--- BEGIN Record extracts ---

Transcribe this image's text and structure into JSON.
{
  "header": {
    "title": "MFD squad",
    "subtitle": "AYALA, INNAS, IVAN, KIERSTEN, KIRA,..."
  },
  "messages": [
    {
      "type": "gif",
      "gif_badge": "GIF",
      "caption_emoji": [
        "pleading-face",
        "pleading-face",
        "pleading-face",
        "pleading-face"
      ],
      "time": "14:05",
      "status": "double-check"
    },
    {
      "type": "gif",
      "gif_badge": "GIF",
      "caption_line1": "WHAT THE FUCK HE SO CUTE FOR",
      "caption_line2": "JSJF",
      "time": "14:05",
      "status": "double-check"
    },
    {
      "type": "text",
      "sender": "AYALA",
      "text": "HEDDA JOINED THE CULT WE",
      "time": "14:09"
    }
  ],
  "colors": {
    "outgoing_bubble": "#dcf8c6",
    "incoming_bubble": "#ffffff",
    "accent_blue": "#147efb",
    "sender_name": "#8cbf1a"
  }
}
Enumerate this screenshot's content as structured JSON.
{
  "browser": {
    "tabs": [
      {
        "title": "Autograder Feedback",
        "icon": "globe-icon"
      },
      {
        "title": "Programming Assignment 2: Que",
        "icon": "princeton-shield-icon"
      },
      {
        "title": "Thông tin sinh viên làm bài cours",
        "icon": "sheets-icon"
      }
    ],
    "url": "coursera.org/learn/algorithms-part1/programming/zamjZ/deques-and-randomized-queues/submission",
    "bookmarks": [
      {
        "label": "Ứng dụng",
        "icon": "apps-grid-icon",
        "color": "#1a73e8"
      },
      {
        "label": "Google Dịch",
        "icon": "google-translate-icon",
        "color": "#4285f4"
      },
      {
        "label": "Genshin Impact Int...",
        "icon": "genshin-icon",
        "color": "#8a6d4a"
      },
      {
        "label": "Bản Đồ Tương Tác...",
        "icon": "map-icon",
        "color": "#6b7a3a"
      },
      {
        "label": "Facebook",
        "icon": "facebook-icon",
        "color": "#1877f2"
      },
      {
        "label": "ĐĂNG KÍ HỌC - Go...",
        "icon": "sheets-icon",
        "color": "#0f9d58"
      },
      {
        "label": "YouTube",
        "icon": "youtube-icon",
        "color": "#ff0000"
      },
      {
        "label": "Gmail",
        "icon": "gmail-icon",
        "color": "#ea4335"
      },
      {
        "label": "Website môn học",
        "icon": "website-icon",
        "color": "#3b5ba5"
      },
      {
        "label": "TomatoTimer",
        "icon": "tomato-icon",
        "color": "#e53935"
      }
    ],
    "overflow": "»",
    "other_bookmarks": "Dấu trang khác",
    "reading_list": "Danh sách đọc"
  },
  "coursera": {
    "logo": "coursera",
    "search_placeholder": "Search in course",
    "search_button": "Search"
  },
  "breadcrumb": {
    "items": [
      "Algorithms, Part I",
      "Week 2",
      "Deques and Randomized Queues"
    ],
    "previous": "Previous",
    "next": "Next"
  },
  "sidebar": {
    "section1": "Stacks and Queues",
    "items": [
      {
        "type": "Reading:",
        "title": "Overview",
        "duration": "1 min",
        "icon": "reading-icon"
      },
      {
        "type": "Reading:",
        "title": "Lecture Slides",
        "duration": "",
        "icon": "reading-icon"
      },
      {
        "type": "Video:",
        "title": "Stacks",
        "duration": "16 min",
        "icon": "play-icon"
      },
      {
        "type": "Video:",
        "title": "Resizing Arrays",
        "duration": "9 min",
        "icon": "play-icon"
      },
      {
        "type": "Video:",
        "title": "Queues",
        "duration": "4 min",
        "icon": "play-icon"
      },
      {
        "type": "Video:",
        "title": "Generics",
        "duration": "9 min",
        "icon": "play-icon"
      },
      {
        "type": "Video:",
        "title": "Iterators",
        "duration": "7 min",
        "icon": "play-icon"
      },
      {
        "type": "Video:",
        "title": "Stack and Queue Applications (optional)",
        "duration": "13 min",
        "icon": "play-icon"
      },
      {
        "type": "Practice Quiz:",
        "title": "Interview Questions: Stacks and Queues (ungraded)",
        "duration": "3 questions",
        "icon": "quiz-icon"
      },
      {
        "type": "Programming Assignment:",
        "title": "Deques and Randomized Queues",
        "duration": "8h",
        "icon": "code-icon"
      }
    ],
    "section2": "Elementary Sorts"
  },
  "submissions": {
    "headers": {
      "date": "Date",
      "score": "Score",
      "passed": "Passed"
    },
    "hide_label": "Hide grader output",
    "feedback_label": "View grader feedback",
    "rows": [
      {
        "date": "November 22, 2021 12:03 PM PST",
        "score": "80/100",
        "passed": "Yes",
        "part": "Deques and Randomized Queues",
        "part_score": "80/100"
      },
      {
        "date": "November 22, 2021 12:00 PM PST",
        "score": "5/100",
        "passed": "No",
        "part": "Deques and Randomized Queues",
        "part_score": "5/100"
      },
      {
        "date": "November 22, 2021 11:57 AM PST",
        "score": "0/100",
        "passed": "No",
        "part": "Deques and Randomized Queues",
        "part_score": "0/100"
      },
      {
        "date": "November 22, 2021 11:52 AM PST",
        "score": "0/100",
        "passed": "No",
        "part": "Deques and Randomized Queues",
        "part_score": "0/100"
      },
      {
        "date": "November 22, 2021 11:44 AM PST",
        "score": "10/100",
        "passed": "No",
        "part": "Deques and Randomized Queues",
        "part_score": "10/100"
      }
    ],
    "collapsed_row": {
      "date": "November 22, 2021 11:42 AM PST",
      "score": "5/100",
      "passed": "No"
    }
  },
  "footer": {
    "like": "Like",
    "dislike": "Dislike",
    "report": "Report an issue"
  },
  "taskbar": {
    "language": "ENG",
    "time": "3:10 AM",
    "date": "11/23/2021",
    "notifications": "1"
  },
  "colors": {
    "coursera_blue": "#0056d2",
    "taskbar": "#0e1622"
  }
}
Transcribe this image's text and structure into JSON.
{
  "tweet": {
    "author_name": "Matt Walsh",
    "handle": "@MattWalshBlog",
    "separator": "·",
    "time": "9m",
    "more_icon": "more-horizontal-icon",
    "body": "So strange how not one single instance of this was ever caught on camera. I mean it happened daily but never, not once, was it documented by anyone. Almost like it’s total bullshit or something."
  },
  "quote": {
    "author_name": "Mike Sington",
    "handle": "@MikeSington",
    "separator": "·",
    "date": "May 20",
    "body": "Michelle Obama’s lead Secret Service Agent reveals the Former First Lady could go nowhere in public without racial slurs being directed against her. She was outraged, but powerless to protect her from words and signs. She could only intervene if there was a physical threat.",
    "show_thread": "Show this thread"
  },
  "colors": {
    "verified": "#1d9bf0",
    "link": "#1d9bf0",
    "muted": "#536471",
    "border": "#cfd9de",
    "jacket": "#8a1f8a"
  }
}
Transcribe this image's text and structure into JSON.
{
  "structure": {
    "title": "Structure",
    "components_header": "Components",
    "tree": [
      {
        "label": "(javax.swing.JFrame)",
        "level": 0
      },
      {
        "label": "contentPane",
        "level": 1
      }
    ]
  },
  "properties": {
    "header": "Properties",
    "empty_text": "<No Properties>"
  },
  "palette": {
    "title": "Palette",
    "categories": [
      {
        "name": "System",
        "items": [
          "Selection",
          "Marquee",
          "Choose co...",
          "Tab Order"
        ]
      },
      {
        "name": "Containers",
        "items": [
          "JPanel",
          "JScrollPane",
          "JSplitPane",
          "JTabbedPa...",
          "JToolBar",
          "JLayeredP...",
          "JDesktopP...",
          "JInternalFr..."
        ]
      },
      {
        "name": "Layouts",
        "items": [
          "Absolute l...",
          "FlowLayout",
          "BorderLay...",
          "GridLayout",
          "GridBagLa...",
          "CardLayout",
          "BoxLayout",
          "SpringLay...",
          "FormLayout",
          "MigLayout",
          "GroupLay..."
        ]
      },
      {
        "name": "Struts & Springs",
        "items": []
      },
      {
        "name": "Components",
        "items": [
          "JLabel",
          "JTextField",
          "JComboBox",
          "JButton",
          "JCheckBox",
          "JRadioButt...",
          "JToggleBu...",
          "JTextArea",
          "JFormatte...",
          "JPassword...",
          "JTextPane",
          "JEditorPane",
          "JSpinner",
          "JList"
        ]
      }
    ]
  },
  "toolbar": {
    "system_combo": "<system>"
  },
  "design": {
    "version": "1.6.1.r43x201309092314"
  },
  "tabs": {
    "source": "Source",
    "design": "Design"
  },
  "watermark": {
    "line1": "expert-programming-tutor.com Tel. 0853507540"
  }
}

--- END Record extracts ---

- **Task directions**:
From the listing, copy each line containing the word "Stacks".

- **Answer**:
    "section1": "Stacks and Queues",
        "title": "Stacks",
        "title": "Interview Questions: Stacks and Queues (ungraded)",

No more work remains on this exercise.